- RECORDED DATA:
= = =

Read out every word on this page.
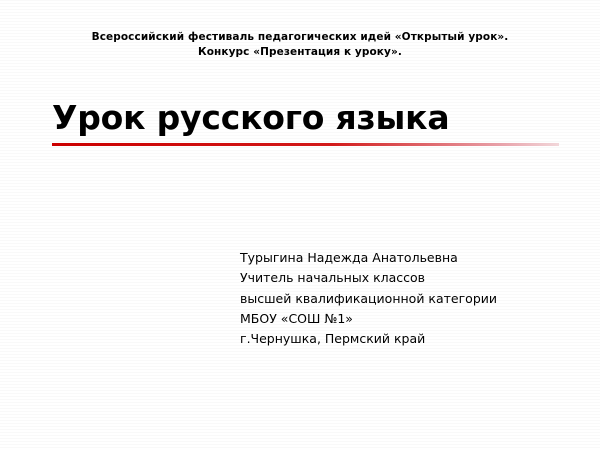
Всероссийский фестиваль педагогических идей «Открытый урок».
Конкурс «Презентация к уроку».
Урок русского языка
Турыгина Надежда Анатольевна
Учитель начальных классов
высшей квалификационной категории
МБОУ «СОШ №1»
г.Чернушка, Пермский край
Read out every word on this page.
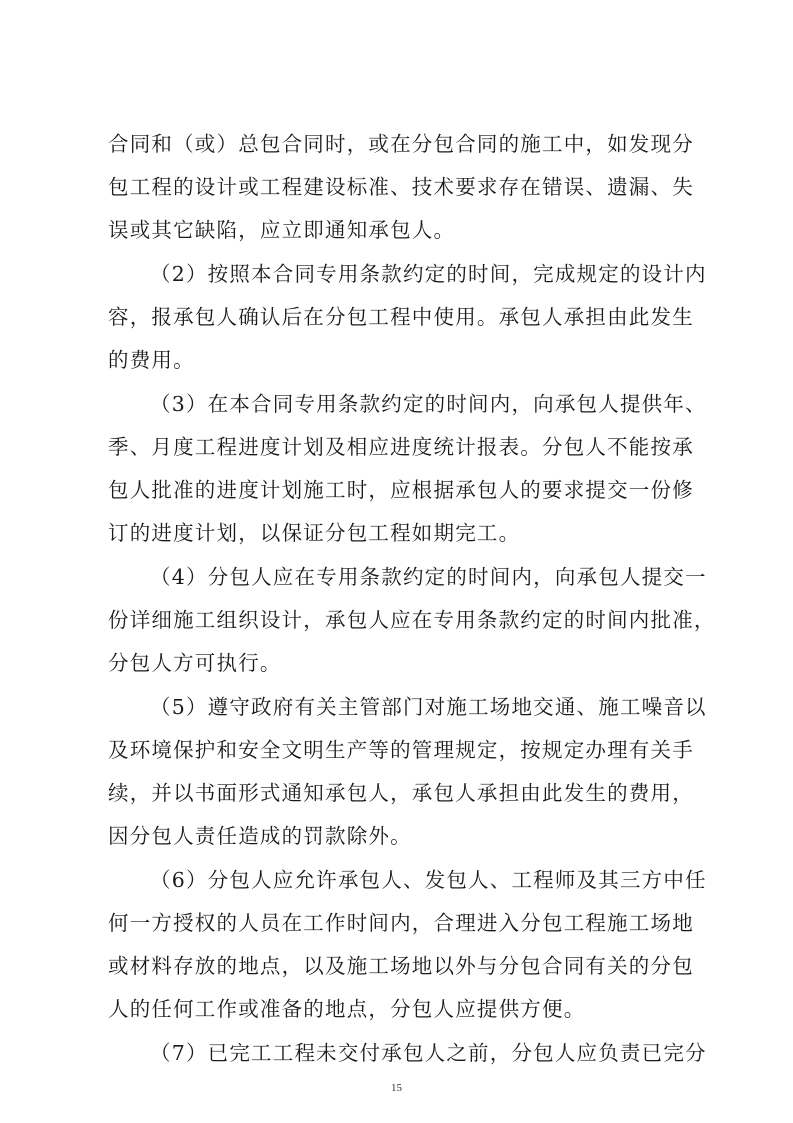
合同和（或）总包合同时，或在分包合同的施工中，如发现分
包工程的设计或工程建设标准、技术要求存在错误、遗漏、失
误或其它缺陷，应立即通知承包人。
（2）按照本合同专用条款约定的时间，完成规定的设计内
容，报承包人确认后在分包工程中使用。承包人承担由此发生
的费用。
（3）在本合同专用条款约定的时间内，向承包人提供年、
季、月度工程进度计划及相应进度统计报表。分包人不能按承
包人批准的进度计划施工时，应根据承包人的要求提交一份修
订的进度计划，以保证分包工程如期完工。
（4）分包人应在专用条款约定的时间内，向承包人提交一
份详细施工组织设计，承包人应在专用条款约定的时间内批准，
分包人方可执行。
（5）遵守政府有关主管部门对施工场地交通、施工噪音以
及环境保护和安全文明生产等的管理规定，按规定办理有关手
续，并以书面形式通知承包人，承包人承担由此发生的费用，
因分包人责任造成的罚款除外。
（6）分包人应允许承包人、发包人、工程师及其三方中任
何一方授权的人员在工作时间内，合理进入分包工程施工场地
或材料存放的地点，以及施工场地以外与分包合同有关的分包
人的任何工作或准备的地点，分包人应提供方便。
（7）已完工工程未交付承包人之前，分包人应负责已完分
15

= = =

The data should be printed again unchanged; leave its pictures out.

- ANSWER FOR THE TASK:
Read out every word on this page.
Всероссийский фестиваль педагогических идей «Открытый урок».
Конкурс «Презентация к уроку».
Урок русского языка
Турыгина Надежда Анатольевна
Учитель начальных классов
высшей квалификационной категории
МБОУ «СОШ №1»
г.Чернушка, Пермский край
Read out every word on this page.
合同和（或）总包合同时，或在分包合同的施工中，如发现分
包工程的设计或工程建设标准、技术要求存在错误、遗漏、失
误或其它缺陷，应立即通知承包人。
（2）按照本合同专用条款约定的时间，完成规定的设计内
容，报承包人确认后在分包工程中使用。承包人承担由此发生
的费用。
（3）在本合同专用条款约定的时间内，向承包人提供年、
季、月度工程进度计划及相应进度统计报表。分包人不能按承
包人批准的进度计划施工时，应根据承包人的要求提交一份修
订的进度计划，以保证分包工程如期完工。
（4）分包人应在专用条款约定的时间内，向承包人提交一
份详细施工组织设计，承包人应在专用条款约定的时间内批准，
分包人方可执行。
（5）遵守政府有关主管部门对施工场地交通、施工噪音以
及环境保护和安全文明生产等的管理规定，按规定办理有关手
续，并以书面形式通知承包人，承包人承担由此发生的费用，
因分包人责任造成的罚款除外。
（6）分包人应允许承包人、发包人、工程师及其三方中任
何一方授权的人员在工作时间内，合理进入分包工程施工场地
或材料存放的地点，以及施工场地以外与分包合同有关的分包
人的任何工作或准备的地点，分包人应提供方便。
（7）已完工工程未交付承包人之前，分包人应负责已完分
15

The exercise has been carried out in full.